ENUNCIADO A
Segundo o trecho para leitura, com o que a aula não pode ser confundida?

TRECHO PARA LEITURA

↓

Pular para o conteúdo principal

CORAÇÕES E MENTES MUTILADOS # 005


Tudo deve ser chamativo, cativante, empolgante, divertido, estimulante, o maior barato. Essa é a toada que é tocada há décadas por todos aqueles que amam falar sobre a tal da educação sem nunca ter-se dedicado, realmente, por algum tempo, a essa empreitada e, principalmente, sem nunca ter, de fato, levado à sério a sua.

 

Sim, esse é um canto de sereia que é cantarolado em várias esferas, nos mais diversos tons, com os mais variados arranjos e, de tanto ser encenado, incontáveis almas distraídas, num e noutro momento de desatenção, acabam crendo que tal cantilena seja uma expressão fidedigna da realidade e passam a repetir a mesma música como se essa fosse um eco do seu coração.

 

E como esse é um mantra que é repetido exaustivamente por doutores, políticos, burocratas, jornalistas e demais criaturas similares, penso que seja importante lembrarmos de uma obviedade que, ao menos para mim, parece ser tremendamente ululante. A sala de aula não é um picadeiro de circo. A aula não é, e não pode ser, confundida com show de auditório.

 

Um picadeiro deve, necessariamente, ser chamativo, cativante, empolgante, divertido e estimulante; um show de auditório também, pois ambos são elementos que tem por objetivo furtar a atenção dos espectadores para mergulhá-los numa abissal dispersão que em nada os eleva.

 

Uma sala de aula não. A finalidade desse espaço é bem outra e, ao que parece, na cumbuca de políticos, doutores, burocratas, jornalistas e similares, não está muito claro qual seria a função deste espaço, apesar de falarem tanto sobre isso.

↑

ENUNCIADO B
Transcreva, sem nenhuma alteração, os registros desde o início até a linha que contém "share-twitter-button[interactable]: [173, 644, 307, 716]", incluindo essa linha.

Entradas de dados armazenados
↓

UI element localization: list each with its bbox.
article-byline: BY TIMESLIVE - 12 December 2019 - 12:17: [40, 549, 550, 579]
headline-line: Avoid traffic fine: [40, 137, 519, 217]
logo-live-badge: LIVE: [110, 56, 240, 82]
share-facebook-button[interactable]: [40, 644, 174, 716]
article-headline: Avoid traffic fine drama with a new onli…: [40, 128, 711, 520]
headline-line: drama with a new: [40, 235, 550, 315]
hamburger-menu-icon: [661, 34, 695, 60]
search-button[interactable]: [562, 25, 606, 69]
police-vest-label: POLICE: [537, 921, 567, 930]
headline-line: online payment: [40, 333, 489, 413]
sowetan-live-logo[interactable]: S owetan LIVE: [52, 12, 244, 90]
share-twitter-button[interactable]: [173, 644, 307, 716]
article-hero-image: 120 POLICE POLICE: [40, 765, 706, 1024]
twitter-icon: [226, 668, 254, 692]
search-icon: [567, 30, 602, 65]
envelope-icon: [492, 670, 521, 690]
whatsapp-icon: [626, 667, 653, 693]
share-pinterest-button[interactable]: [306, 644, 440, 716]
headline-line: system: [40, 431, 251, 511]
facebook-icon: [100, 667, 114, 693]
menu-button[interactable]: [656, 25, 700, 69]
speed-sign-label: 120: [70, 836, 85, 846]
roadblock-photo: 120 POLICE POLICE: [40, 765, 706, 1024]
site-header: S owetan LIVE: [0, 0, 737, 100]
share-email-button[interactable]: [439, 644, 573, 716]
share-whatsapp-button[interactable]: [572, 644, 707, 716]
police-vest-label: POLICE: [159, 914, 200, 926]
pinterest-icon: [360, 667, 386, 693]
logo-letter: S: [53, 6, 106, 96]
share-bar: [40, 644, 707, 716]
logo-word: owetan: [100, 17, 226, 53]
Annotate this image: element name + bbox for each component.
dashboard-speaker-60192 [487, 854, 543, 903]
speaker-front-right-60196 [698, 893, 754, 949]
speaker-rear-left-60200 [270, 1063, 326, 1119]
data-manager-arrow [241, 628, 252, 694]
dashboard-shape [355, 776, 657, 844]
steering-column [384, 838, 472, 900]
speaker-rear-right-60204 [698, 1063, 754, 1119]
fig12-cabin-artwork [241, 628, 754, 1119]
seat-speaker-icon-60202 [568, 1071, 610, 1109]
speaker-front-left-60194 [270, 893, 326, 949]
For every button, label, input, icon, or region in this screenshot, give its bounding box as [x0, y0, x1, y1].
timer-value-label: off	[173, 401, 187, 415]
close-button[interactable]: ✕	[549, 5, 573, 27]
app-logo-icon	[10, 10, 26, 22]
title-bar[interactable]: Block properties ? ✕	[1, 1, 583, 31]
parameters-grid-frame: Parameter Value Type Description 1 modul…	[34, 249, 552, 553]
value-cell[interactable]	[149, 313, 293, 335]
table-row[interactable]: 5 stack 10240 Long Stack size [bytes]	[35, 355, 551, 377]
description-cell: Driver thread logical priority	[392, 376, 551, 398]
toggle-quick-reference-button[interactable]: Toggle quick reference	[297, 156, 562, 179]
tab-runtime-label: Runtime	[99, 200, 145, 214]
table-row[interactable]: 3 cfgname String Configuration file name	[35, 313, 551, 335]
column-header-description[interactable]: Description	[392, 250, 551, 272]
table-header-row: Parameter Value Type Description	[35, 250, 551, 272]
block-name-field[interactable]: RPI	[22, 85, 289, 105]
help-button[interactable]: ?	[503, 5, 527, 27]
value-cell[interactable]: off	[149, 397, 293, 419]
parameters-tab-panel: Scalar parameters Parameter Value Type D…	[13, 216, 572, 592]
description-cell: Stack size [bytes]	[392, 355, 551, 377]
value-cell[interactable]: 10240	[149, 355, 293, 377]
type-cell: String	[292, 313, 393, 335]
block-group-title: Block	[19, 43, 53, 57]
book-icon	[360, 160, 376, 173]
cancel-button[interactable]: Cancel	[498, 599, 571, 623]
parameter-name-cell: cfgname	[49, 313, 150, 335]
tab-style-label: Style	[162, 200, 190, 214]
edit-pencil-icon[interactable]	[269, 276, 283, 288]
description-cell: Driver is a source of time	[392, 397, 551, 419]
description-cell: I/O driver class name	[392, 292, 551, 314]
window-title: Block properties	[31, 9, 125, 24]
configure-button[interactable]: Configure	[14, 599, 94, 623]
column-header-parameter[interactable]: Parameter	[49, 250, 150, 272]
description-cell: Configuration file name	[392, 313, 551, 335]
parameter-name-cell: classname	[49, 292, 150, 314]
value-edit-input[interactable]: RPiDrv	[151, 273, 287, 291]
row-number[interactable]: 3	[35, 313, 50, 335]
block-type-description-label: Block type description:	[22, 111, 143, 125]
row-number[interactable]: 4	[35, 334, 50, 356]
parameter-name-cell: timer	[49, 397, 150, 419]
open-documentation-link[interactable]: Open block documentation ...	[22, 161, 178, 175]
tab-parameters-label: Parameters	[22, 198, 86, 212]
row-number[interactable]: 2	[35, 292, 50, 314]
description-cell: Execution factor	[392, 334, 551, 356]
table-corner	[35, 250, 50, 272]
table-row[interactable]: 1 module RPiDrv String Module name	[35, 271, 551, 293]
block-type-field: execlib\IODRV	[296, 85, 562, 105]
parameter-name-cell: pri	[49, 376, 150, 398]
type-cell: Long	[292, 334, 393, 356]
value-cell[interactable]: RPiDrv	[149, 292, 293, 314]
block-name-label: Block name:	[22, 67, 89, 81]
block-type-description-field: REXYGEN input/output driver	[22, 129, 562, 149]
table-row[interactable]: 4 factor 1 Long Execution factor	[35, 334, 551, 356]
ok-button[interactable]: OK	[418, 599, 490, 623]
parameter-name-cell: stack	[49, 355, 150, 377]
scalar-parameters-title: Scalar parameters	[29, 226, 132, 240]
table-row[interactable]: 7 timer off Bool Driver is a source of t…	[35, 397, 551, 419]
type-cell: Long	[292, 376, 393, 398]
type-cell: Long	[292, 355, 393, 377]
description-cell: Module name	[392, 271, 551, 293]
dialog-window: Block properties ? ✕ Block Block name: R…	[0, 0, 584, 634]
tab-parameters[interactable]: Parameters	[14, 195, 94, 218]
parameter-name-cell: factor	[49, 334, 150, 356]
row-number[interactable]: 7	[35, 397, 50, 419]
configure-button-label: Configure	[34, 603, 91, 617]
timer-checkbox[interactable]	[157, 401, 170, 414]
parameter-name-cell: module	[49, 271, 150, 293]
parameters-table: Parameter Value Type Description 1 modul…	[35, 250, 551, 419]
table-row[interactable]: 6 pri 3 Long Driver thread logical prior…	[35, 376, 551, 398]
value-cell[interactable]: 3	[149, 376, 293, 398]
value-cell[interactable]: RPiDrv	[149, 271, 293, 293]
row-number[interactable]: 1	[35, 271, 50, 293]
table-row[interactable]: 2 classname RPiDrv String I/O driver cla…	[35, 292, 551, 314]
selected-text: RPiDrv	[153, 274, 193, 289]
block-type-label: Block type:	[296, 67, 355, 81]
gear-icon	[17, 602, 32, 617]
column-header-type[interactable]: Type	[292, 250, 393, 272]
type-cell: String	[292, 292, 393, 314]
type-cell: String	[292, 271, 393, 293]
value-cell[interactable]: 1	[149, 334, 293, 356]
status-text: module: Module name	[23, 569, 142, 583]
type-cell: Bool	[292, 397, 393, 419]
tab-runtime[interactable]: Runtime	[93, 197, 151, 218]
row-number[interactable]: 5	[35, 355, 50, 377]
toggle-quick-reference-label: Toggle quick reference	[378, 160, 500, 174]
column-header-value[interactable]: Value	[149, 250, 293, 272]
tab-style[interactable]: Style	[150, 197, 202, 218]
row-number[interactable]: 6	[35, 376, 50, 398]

↑

RESPOSTA FINAL A
Com show de auditório.

RESPOSTA FINAL B
UI element localization: list each with its bbox.
article-byline: BY TIMESLIVE - 12 December 2019 - 12:17: [40, 549, 550, 579]
headline-line: Avoid traffic fine: [40, 137, 519, 217]
logo-live-badge: LIVE: [110, 56, 240, 82]
share-facebook-button[interactable]: [40, 644, 174, 716]
article-headline: Avoid traffic fine drama with a new onli…: [40, 128, 711, 520]
headline-line: drama with a new: [40, 235, 550, 315]
hamburger-menu-icon: [661, 34, 695, 60]
search-button[interactable]: [562, 25, 606, 69]
police-vest-label: POLICE: [537, 921, 567, 930]
headline-line: online payment: [40, 333, 489, 413]
sowetan-live-logo[interactable]: S owetan LIVE: [52, 12, 244, 90]
share-twitter-button[interactable]: [173, 644, 307, 716]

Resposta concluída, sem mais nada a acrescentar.